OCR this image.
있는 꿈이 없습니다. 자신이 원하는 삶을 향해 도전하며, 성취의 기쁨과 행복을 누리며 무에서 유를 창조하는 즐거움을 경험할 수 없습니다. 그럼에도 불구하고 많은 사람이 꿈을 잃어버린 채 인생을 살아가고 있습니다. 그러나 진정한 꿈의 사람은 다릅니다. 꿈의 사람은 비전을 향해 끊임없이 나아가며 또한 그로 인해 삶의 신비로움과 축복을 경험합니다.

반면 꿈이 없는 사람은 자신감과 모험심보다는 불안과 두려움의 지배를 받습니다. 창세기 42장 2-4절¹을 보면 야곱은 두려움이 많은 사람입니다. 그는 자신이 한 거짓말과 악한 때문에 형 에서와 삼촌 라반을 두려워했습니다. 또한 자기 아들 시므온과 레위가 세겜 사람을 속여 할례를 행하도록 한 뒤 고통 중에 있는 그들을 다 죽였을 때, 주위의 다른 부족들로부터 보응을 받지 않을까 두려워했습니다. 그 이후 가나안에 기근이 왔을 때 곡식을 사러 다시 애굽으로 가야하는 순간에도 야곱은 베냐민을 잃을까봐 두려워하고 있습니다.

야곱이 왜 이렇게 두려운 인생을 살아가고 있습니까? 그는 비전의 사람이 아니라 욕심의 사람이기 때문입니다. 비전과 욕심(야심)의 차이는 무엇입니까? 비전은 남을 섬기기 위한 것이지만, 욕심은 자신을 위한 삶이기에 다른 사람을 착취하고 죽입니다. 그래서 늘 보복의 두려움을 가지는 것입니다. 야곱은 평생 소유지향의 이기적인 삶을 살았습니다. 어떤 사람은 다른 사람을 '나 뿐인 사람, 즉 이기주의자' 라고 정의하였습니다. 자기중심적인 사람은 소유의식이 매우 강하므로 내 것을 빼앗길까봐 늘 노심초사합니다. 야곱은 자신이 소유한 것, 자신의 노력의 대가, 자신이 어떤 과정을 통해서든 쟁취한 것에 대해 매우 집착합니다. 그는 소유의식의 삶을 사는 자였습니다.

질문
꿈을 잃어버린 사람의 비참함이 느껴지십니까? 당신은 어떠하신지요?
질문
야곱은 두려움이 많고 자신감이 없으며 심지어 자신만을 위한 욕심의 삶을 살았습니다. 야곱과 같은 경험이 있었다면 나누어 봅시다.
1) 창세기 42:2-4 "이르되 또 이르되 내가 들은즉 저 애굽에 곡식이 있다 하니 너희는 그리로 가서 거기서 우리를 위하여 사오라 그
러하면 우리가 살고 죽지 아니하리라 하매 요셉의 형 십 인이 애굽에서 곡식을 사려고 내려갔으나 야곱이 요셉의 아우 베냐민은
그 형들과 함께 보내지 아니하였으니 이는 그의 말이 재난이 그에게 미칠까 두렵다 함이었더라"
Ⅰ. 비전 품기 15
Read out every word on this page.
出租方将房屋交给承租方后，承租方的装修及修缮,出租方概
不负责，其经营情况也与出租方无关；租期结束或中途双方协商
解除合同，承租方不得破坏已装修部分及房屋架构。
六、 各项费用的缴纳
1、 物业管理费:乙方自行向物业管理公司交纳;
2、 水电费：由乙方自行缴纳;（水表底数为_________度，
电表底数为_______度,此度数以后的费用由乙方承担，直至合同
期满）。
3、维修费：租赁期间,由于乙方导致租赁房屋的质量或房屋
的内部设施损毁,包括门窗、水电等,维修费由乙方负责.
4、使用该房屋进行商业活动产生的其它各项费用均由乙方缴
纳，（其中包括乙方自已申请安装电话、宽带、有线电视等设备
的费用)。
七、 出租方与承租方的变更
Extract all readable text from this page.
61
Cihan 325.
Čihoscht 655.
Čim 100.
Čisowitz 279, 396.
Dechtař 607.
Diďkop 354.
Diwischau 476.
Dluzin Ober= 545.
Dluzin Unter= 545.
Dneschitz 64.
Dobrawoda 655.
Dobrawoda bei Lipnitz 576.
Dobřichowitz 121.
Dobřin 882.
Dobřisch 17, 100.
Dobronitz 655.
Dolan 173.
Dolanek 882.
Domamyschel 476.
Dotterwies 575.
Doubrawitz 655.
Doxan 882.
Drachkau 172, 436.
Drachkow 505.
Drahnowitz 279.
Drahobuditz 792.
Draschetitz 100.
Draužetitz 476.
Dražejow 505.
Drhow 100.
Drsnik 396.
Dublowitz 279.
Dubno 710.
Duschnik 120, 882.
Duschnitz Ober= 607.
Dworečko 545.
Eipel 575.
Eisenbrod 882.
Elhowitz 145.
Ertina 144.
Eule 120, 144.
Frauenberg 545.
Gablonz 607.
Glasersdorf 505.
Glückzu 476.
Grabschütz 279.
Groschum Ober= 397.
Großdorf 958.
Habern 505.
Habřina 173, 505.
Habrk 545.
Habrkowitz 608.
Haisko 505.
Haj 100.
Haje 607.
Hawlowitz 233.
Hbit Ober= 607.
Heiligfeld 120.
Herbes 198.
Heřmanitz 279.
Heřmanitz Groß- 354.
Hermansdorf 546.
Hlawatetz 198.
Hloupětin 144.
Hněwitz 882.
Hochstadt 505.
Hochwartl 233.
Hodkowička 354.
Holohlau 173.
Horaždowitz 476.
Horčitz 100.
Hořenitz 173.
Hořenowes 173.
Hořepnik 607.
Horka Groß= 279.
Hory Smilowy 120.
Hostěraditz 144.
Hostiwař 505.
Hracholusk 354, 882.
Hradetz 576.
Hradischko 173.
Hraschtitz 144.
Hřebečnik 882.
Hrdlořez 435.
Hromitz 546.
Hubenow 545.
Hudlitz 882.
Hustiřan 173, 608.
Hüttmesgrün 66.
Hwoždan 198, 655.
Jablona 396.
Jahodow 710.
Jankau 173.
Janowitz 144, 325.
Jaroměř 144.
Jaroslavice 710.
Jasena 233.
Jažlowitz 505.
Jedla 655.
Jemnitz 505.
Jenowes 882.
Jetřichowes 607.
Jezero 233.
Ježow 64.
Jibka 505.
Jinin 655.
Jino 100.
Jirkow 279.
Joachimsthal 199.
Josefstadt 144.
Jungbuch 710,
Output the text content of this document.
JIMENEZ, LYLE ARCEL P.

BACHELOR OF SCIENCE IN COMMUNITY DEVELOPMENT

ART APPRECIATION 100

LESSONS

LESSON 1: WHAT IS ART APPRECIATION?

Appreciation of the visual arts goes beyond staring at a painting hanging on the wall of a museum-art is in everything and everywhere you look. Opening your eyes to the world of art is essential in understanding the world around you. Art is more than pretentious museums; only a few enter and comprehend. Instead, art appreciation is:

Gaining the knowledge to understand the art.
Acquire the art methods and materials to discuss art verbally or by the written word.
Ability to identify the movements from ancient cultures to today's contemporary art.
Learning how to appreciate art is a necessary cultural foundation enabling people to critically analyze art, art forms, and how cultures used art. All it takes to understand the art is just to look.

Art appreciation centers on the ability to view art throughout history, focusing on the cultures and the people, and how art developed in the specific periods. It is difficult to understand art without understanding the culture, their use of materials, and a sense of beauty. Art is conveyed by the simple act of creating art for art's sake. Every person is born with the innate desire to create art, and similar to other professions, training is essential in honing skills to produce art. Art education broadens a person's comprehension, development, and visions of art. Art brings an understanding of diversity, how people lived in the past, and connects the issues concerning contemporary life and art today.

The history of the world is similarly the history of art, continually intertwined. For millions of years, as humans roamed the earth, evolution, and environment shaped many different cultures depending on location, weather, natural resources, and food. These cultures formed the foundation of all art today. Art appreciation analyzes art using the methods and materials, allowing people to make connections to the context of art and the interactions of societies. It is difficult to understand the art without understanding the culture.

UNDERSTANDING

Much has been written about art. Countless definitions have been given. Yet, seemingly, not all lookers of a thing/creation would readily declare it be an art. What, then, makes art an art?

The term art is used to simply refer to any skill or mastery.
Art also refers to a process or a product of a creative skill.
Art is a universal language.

Task requirements – Show every line above in which the word "page" occurs.

Worked answer –
Read out every word on this page.
Extract all readable text from this page.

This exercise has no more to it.